── TEXTO APRESENTADO ──
Luís Fialho, in O Benfica

Editorial


"1. “Virar na Luz” é o título de capa deste jornal O Benfica e o mote para o jogo da 2.ª mão com a equipa suíça do St. Gallen. O treinador Marco Silva é elucidativo: “A nossa obrigação é dar a volta, é o que vamos fazer.”

2. Nota de relevo para a reportagem que apresentamos nestas páginas sobre o Benfica Institute for Sport Excellence. Uma plataforma aberta ao conhecimento, à investigação e à inovação. O objetivo passa por partilhar com a sociedade, instituições de ensino e outras organizações corporativas o que de melhor o Benfica sedimenta em termos de desenvolvimento de talento, num saber-fazer que coloca o Benfica Campus como a melhor academia do mundo. Uma iniciativa pioneira num projeto que posiciona o Benfica na vanguarda da formação.

3. Nesta semana, assinalamos igualmente mais um episódio da Zona Mística, com Diogo Rafael. Impressiona a humildade de quem durante 22 anos fez história no Benfica e deixou um legado de dedicação, títulos e benfiquismo. Um percurso imenso que culmina com a entrega ao Museu Benfica – Cosme Damião de vários objetos que simbolizam uma relação especial. Diogo Rafael expressa na entrevista o imenso orgulho que foi ter envergado por mais de duas décadas o manto sagrado. O Benfica será sempre grato a Diogo Rafael por tudo o que nos deu. Para sempre um dos nossos! Vale a pena ler neste jornal e acompanhar nas nossas redes.

4. Ponto de luz para o trabalho com Inês Nunes, neste que é o fim de carreira de uma das atletas mais marcantes do polo aquático do Benfica. A frase-chave de um trajeto notável de uma heptacampeã: a estrutura do Benfica não é comparável à de qualquer outro clube."

Pedro Pinto, in O Benfica

Benfica que junta!


"A dimensão universal do Sport Lisboa e Benfica não se mede apenas pela sua história ímpar, pela estatura das suas figuras mais icónicas, ou pelo número e geografia dos seus adeptos. Mede-se também, como é próprio dos verdadeiramente grandes, pela sua capacidade de transformar a força do seu nome em proximidade, esperança e oportunidades concretas na vida comum.
───
Escreva a continuação do texto apresentado sobre o Benfica, começando logo após a última frase dele. As linhas abaixo provêm de outra fonte.
── DADOS DE ORIGEM ──
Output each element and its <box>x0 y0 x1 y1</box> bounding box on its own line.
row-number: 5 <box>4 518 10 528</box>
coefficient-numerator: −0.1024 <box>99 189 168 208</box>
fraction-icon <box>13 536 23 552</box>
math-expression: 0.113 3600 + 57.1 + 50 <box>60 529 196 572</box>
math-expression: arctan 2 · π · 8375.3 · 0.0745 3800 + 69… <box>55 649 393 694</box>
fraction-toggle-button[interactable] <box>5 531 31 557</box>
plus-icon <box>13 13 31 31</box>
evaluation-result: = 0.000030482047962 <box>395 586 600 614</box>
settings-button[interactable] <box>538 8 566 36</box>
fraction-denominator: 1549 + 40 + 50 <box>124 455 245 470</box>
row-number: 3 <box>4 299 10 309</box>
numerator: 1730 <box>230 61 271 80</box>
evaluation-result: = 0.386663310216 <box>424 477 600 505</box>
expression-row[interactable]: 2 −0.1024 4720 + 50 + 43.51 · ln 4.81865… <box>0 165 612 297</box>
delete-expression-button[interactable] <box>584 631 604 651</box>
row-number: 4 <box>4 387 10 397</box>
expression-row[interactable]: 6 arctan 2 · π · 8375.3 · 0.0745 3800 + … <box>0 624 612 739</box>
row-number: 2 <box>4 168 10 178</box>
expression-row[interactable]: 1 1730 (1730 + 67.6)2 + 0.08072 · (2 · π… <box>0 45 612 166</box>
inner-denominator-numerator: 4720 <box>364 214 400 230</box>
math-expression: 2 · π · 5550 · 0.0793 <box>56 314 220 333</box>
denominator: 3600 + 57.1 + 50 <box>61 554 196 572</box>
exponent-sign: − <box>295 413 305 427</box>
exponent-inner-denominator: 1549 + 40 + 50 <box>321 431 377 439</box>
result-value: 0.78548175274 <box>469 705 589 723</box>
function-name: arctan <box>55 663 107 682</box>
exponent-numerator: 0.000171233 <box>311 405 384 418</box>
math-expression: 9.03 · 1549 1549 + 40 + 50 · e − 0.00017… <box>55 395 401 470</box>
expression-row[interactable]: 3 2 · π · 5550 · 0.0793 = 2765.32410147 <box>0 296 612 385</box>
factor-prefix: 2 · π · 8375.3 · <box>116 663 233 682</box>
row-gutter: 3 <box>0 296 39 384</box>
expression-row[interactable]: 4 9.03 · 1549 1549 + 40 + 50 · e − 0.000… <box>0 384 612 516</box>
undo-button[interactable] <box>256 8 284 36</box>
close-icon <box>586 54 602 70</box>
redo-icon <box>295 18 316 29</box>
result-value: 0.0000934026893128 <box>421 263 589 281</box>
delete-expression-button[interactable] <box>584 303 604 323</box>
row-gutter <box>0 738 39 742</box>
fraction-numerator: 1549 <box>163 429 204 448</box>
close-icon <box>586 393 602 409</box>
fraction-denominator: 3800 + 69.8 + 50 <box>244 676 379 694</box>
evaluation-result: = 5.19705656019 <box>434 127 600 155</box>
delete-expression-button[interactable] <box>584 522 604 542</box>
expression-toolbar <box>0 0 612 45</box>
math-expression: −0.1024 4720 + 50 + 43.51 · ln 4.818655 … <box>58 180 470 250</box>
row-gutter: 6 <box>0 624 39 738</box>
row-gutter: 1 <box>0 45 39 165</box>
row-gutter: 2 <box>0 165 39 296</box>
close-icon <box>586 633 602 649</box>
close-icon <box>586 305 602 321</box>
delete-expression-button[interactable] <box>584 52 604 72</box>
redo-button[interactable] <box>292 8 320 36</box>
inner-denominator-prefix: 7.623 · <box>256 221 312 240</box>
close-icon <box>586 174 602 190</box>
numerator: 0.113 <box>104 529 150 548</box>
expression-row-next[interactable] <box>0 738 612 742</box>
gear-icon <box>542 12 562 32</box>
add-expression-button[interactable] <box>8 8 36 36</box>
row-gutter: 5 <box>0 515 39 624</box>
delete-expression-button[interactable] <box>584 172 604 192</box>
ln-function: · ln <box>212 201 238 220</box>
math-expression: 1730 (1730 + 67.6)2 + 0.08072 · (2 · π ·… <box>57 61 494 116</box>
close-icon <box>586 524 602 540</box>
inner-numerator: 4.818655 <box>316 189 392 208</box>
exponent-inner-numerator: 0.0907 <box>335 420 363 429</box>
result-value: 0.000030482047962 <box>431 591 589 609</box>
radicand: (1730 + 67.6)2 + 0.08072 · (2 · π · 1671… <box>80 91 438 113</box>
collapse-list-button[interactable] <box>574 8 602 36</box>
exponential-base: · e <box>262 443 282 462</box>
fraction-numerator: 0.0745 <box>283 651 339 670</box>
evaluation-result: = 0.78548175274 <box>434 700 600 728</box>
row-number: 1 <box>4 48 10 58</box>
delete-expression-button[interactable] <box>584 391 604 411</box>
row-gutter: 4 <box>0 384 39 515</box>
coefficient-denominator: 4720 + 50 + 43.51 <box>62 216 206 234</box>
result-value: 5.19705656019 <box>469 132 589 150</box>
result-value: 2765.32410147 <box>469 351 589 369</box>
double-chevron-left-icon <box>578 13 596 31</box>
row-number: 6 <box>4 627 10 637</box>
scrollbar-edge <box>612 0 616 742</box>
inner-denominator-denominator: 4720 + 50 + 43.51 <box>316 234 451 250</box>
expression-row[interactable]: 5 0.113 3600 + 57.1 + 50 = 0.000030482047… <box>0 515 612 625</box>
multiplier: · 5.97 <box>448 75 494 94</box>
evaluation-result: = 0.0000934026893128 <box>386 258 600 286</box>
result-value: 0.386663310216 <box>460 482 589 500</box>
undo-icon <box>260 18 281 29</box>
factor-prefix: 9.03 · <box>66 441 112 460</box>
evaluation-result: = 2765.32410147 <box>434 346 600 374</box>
───
RESPOSTA
É por isso particularmente importante que a mão solidária e firme do Benfica se estenda para lá de Lisboa ou mesmo de Portugal, sobretudo para os países de expressão portuguesa, com propósito e força transformadora. Quem o faz é a Fundação Benfica, garantindo aos sócios e adeptos que o seu Benfica, tão vibrante e envolvente nestes países, desenvolve projetos concretos de apoio humanitário e desenvolvimento social, tornando-se parte da sua sociedade civil e atuando com os seus pares em prol de todos. Partilhamos uma língua, uma história comum e uma identidade que aproxima, numa mesma pertença, comunidades separadas por milhares de quilómetros. Essa relação é uma oportunidade e mesmo uma responsabilidade para um clube do povo, que galvaniza o povo e os povos. Uma responsabilidade que pode e deve traduzir-se em cooperação, respeito e compromisso para o futuro.
Cabo Verde ocupa, neste caminho, um lugar especial. Na cidade da Praia iniciou-se neste ano o projeto Djunta Mon, promovido pela Fundação Benfica em parceria com a Fundação Dretu. O próprio nome encerra o essencial: juntar as mãos, mobilizar vontades e construir respostas com as pessoas, e não apenas para as pessoas. Mais do que uma ação humanitária e pontual, que também faz, o Djunta Mon é um projeto de desenvolvimento humano que pretende reforçar competências, criar oportunidades e apoiar crianças, jovens, famílias e comunidades na construção do seu próprio futuro. É esta lógica de continuidade que dá verdadeiro sentido à intervenção social da Fundação Benfica e é nela que radica a essência da Mística Benfiquista: a pertença e a conquista coletiva que valoriza cada um, a procura incessante da melhoria contínua, a verdade e a Justiça.
Quando o Benfica chega a Cabo Verde desta forma, não leva apenas um emblema reconhecido, leva sobretudo valores, responsabilidade e a vontade de estar presente onde a sua história e a sua comunidade também vivem. Porque falar português é também partilhar caminho, e ser Benfica é também juntar as mãos e a forma mais bela de transformar essa pertença em futuro."